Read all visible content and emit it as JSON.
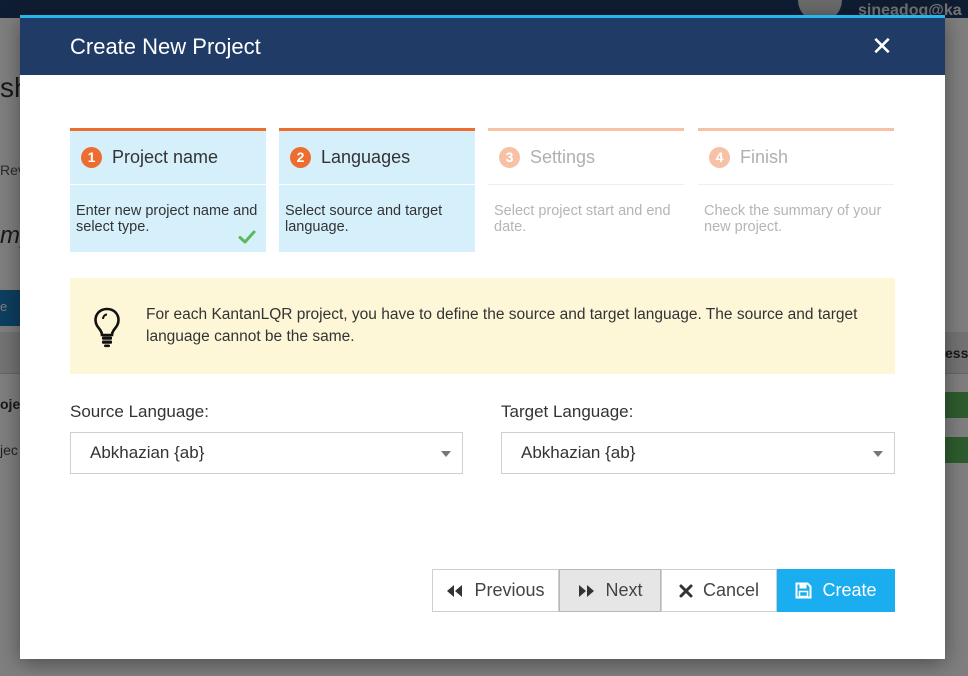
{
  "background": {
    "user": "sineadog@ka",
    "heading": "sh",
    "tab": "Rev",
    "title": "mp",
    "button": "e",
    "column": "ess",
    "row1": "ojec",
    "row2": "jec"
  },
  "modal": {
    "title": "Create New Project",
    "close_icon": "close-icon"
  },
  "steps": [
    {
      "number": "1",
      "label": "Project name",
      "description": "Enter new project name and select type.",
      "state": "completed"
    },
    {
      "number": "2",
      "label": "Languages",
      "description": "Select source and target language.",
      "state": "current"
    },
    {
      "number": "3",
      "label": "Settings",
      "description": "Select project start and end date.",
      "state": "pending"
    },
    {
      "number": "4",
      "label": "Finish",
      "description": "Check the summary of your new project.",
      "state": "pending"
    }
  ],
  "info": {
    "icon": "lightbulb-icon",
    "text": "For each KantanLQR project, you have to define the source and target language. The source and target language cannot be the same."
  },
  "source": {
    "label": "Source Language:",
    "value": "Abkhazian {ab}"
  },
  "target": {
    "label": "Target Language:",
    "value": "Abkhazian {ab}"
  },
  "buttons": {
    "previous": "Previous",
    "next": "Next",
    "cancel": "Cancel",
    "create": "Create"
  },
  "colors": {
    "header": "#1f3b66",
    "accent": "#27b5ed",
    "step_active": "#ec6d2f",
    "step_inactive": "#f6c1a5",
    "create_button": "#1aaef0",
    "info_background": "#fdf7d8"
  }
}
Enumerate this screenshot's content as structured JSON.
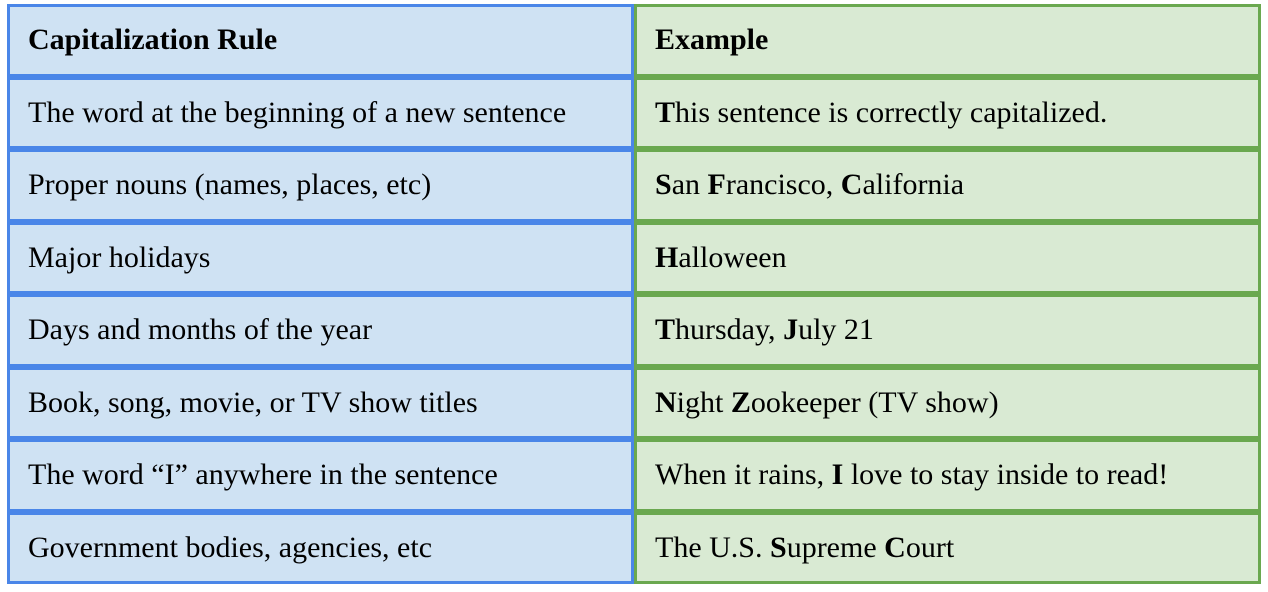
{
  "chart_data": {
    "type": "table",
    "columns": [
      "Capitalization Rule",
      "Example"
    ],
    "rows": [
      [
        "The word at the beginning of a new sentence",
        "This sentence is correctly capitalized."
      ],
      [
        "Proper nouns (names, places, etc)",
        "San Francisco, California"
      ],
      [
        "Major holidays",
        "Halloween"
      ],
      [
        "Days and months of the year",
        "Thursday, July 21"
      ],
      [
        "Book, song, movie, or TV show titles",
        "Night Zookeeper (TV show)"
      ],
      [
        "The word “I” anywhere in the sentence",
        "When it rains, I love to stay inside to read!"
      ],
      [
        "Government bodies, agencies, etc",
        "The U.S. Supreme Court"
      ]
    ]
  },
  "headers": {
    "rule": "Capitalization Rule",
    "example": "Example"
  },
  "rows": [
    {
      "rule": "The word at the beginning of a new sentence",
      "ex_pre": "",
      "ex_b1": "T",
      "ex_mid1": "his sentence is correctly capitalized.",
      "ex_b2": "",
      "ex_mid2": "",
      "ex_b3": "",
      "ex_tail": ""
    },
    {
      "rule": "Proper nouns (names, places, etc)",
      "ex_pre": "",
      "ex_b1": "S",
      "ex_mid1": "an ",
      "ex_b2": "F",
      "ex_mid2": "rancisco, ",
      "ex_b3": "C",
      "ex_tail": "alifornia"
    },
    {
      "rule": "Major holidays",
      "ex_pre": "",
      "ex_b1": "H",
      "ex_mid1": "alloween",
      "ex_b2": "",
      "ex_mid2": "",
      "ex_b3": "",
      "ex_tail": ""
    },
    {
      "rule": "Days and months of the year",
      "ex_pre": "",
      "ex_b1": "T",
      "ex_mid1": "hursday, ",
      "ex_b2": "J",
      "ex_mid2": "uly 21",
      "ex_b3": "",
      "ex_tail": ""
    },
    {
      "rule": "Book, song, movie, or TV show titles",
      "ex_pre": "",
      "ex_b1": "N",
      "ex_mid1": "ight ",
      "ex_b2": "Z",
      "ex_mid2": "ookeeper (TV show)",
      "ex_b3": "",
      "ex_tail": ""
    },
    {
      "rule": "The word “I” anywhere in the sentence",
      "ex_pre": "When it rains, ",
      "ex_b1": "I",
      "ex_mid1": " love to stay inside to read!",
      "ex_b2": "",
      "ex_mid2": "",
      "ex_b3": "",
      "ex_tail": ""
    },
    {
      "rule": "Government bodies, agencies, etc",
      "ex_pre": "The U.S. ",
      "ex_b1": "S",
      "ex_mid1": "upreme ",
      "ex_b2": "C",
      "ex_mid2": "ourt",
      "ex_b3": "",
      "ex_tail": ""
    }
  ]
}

TASK DETAILS => Show all lines in the entries above where the word "anywhere" appears.

FULL RESPONSE =>
        "The word “I” anywhere in the sentence",
      "rule": "The word “I” anywhere in the sentence",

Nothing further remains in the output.